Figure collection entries
———
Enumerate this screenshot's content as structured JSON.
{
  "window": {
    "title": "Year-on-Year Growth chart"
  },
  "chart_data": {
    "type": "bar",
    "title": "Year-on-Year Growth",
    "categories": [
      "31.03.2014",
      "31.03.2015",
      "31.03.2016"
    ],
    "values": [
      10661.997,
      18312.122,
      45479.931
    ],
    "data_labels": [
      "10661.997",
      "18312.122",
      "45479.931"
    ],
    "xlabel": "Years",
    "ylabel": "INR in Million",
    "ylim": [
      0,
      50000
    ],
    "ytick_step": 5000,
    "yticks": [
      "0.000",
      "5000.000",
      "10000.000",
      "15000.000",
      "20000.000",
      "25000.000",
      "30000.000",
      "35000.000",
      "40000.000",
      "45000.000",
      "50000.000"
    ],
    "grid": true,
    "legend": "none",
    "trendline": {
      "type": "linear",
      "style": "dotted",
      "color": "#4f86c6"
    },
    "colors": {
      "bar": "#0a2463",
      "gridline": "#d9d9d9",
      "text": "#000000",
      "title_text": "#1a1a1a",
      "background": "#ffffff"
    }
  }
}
———
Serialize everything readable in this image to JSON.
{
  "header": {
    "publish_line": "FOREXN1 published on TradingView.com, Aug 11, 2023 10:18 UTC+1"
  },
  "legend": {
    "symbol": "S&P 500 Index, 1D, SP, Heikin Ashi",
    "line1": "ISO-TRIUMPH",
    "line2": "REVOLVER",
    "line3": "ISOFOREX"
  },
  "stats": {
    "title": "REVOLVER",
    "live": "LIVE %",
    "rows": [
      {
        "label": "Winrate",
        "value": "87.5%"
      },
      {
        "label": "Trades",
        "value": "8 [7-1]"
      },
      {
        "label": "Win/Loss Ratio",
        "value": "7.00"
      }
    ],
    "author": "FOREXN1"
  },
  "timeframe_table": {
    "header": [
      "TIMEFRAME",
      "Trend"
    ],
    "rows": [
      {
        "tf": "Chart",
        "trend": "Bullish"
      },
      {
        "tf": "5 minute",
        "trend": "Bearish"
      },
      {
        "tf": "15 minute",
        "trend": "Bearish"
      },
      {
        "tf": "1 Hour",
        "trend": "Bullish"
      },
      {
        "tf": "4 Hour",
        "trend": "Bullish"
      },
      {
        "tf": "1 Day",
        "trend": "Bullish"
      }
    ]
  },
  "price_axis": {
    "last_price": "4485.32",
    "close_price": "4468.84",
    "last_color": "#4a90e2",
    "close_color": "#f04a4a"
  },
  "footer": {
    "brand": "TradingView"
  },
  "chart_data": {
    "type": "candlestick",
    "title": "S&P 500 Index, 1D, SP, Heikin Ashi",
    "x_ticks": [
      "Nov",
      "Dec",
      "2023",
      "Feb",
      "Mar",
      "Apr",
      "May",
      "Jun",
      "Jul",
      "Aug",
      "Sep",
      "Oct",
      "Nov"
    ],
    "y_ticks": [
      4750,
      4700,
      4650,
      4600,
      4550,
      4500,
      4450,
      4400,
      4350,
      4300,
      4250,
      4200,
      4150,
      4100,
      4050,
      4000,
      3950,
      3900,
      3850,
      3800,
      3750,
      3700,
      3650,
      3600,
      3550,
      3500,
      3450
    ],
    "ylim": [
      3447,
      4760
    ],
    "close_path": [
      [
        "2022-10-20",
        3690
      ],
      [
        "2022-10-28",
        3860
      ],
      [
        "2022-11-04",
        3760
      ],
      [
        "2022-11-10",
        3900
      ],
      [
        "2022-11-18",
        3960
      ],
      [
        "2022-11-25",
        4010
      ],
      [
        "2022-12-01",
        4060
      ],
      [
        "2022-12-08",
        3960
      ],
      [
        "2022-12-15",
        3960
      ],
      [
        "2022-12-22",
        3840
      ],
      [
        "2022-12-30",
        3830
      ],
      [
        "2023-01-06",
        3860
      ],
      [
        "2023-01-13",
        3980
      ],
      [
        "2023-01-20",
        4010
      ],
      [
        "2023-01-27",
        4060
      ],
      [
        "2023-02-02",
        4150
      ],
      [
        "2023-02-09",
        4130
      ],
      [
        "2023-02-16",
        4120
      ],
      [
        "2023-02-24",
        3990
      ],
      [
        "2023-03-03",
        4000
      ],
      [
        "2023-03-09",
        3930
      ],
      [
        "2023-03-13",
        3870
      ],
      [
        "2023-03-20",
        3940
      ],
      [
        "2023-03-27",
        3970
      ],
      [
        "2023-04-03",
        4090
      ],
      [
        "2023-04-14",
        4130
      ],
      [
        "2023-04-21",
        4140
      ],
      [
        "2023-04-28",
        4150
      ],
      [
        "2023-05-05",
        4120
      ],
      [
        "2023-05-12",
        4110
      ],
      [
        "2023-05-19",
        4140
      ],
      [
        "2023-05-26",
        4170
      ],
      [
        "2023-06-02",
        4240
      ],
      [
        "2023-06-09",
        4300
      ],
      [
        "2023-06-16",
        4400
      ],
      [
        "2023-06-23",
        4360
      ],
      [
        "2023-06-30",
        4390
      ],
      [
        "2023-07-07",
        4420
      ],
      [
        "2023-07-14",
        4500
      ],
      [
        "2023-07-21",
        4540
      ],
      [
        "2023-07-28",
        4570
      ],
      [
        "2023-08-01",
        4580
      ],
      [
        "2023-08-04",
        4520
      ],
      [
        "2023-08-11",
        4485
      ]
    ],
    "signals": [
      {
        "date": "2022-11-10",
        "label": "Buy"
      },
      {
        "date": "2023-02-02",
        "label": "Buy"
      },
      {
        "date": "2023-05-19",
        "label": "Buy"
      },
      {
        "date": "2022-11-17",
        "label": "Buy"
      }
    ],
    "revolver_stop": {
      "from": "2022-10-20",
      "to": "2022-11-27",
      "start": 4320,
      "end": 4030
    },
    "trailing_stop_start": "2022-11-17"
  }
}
———
Count how many lines above include the word "Heikin" and answer with that figure only.

2